The people most affected by such violence are young black men.
The majority, 83 percent, of those killed in East Baton Rouge Parish in 2011 were black men, as was the case in past years. The same goes for the people arrested for homicides last year — 89 percent were black men, and 10 of them were teens.
Violence among this segment of the population “is perhaps one of the most paramount issues facing Louisiana and is a major growing public crisis across America,” stated a 2010 report about the status of black boys and men in Louisiana.
“Black males at every age, across every station in life are in imminent crisis, and have been in crisis, and will continue to be in crisis until fundamental systemic changes are enacted by the collective stakeholders,” community activist Calvin Mackie wrote in the report, which was commissioned by Gov. Bobby Jindal and the Louisiana Legislature.
Sgt. Don Kelly, a spokesman for the Baton Rouge Police Department, said that with every generation there seems to be a group of children who grow up with a “complete disregard for themselves and for anyone or anything.”

→ Data provided:
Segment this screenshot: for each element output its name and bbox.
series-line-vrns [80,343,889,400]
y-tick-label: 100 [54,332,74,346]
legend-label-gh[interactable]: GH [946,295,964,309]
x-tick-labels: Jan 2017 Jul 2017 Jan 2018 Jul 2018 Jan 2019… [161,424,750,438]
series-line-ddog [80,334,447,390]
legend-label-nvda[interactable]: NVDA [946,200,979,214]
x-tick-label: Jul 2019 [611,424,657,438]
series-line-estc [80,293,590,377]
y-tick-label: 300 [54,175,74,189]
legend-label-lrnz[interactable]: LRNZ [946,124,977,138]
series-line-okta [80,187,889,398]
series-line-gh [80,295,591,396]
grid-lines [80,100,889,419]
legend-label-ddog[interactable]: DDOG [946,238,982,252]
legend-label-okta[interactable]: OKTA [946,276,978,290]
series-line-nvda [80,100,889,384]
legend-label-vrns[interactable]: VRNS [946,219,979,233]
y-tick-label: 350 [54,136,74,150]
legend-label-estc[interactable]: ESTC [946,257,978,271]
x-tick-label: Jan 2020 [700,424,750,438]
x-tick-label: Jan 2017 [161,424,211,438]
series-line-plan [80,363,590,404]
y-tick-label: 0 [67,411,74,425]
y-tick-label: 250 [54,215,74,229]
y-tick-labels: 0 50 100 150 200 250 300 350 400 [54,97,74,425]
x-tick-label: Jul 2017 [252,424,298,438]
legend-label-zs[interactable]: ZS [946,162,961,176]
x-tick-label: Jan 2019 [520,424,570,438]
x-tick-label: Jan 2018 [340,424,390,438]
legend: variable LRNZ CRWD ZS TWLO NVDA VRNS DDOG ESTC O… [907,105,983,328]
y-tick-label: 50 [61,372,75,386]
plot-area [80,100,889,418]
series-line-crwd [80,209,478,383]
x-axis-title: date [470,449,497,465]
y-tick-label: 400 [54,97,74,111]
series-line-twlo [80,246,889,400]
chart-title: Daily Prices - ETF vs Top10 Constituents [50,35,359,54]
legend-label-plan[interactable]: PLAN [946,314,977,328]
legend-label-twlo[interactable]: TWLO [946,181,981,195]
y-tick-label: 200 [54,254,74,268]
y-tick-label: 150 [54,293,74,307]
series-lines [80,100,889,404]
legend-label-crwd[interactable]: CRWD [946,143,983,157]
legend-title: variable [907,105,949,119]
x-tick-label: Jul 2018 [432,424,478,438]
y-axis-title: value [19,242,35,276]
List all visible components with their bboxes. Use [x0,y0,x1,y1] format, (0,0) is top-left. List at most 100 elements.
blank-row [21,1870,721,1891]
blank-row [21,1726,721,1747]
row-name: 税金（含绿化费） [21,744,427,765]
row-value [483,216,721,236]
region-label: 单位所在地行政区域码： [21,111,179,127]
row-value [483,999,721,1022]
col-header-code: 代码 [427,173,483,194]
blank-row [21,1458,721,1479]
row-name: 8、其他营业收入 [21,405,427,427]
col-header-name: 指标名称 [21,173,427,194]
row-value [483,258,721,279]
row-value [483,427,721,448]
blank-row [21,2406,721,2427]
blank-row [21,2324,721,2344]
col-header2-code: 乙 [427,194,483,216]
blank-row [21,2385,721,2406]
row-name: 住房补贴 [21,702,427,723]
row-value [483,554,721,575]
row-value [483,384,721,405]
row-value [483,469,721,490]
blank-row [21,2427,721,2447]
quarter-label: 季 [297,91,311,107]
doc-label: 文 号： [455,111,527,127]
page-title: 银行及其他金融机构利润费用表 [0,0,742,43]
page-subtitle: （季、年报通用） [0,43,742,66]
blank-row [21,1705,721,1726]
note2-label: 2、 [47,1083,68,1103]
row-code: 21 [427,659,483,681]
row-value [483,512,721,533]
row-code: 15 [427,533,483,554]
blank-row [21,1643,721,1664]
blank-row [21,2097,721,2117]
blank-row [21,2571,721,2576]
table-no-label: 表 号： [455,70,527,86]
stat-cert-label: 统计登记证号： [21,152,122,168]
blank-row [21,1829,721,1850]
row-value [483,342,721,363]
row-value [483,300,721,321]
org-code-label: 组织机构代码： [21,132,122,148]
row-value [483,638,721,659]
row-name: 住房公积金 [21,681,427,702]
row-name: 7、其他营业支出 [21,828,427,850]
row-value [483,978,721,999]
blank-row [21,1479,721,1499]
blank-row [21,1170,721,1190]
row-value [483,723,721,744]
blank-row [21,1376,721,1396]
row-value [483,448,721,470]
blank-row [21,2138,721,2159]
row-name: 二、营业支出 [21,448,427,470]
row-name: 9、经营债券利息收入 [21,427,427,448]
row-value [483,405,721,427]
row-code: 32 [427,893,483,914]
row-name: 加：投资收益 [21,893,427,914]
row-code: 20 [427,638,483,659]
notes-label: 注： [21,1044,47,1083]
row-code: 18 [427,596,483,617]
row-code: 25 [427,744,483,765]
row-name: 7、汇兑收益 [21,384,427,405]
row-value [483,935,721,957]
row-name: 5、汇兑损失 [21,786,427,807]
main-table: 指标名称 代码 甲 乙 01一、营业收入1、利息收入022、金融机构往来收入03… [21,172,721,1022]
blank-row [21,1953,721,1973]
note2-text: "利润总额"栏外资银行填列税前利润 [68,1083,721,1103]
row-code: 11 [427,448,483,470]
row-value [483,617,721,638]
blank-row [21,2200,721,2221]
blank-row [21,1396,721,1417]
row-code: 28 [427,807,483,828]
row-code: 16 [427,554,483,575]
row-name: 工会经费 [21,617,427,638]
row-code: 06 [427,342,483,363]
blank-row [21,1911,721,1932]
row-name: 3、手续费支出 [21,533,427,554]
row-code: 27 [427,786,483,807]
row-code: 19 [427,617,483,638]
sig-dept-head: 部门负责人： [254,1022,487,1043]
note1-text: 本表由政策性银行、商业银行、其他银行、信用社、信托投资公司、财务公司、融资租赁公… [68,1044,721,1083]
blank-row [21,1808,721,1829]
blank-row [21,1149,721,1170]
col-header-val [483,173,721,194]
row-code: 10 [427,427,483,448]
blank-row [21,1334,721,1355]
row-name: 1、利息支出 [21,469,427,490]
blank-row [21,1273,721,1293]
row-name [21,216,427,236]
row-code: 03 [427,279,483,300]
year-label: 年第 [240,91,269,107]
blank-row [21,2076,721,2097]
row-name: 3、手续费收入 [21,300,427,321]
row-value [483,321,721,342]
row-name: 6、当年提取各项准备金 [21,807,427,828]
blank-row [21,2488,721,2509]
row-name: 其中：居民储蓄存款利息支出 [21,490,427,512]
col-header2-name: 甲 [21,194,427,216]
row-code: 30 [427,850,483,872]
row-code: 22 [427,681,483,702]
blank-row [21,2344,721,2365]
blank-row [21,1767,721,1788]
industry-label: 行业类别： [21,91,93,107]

→ Problem requirements: Continue the passage on violence in East Baton Rouge Parish, starting after its last sentence. The items have nothing to do with the passage on violence in East Baton Rouge Parish.

→ Written answer:
Factors that contribute to this fatalistic mind-set, Kelly said, include poverty, inadequate education, lack of access to positive male role models, and prolonged exposure to violent messages in video games, movies and music.
“Murders and violent crime are not the problem in and of themselves, as much as they’re the most visible symptoms of much deeper-rooted societal problems that face, and must be confronted by, every element of the entire community, not just the criminal justice system,” Kelly said.
True enough, but nobody will “confront” them because nobody knows what to do. The problem is rooted in the breakdown of the family. A government that allowed children to starve because their deadbeat fathers wouldn’t care for them would be heartless. A government that had the means and the will to prevent people from conceiving children outside of wedlock, and to marry and form stable families within which to raise their children, would be tyrannical. What would be useful is sociologically informed reporting that explored this kind of thing. But that may require thinking inappropriate, unsentimental thoughts, and committing journalism.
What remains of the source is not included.